▶ VOTRE CONSIGNE
Recopiez mot pour mot le passage du texte sur les parts variables des cadres de l’info compris entre « Au contraire, elle » et « et les rédactions. », ces deux bornes incluses.

▶ TEXTE À ANALYSER
-=-=-

Parts variables : malaise et défiance en primes à l’info

Il aura fallu quelques lignes dans le journal « Le Monde », pour qu’un nouveau morceau du voile opaque qui couvre la part variable des rédacteurs en chef de France Télévisions soit levé. Oui, les primes d’objectifs concernent bien l’éditorial. Nous l’avions souvent évoqué en interne, mais jamais aucun dirigeant n’avait voulu le confirmer. Aujourd’hui la chose est donc officielle. Des rédacteurs en chef ont droit à un important bonus annuel… parce qu’ils font tout simplement leur travail.

Quel constat d’échec ! Pour intéresser les cadres de l’info à l’actualité de l’Europe ou des territoires d’outre-mer, la seule solution serait donc de faire pleuvoir des milliers d’euros… Tout en générant un malaise dans les conférences de rédaction : pour les reporters, comment savoir si telle ou telle commande d’une édition est liée à un réflexe professionnel ou à la recherche d’une prime ?

Depuis son introduction à France 3 dans les années 2000, cette part variable nous a toujours heurtés, et le SNJ a régulièrement réclamé que cette prime disparaisse.

Au contraire, elle a été étendue par la suite à l’ensemble des rédactions. Au départ quasi-invariable, elle représentait un joli complément de rémunération pour les cadres d’un certain niveau. Mais jusqu’ici nous ne pensions pas que la hiérarchie de l’info pouvait être influencée par des « bonus »…

Qu’on ne s’y trompe pas : nous constatons nous aussi que nos journaux ne reflètent pas toujours la réalité de notre société. C’est pourtant une mission de service public et France Télévisions a effectivement des progrès à faire dans ce domaine. Mais cet objectif éditorial, s’il est partagé par tous, ne devrait ainsi bénéficier financièrement qu’à quelques-uns… creusant encore l’écart (salarial, mais pas seulement) entre les hiérarchies et les rédactions. 

Nous rappelons donc que nous sommes pour la suppression totale de cette part variable réservée aux cadres, et nous demandons au passage au directeur de l’information de faire toute la lumière sur ce qui pourrait transformer nos éditions en objectifs pour argent de poche.

-=-=-

▶ SECTION DES DONNÉES
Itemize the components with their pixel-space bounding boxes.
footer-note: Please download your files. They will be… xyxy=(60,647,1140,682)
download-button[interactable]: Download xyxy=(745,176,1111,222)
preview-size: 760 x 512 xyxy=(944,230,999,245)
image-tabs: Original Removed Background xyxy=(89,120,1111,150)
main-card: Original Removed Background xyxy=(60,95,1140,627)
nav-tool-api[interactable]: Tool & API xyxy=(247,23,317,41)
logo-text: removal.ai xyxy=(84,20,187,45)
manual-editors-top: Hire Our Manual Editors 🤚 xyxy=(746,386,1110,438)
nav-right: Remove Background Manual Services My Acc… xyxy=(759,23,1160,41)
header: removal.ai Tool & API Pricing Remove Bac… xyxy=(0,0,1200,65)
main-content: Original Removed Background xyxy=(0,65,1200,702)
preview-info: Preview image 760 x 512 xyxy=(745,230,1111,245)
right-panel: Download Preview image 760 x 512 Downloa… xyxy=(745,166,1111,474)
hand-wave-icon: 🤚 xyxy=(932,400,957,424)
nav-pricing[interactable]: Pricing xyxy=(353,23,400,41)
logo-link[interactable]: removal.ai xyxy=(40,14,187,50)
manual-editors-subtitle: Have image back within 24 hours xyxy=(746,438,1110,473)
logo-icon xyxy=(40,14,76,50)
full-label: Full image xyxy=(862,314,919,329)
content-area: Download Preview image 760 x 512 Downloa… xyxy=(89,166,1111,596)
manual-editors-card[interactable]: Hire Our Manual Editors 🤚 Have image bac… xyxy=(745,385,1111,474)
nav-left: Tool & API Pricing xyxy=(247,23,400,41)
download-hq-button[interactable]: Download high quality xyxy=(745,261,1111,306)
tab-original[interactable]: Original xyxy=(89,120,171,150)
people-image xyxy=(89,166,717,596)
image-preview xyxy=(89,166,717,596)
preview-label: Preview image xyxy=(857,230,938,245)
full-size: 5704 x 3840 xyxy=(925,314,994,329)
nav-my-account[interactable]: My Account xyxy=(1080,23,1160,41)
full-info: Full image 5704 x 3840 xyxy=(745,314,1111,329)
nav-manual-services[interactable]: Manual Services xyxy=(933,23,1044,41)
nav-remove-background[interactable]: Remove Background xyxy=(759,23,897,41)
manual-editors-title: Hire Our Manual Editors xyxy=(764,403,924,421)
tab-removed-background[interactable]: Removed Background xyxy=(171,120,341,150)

-=-=-

▶ EXERCICE TERMINÉ
Au contraire, elle a été étendue par la suite à l’ensemble des rédactions. Au départ quasi-invariable, elle représentait un joli complément de rémunération pour les cadres d’un certain niveau. Mais jusqu’ici nous ne pensions pas que la hiérarchie de l’info pouvait être influencée par des « bonus »…

Qu’on ne s’y trompe pas : nous constatons nous aussi que nos journaux ne reflètent pas toujours la réalité de notre société. C’est pourtant une mission de service public et France Télévisions a effectivement des progrès à faire dans ce domaine. Mais cet objectif éditorial, s’il est partagé par tous, ne devrait ainsi bénéficier financièrement qu’à quelques-uns… creusant encore l’écart (salarial, mais pas seulement) entre les hiérarchies et les rédactions.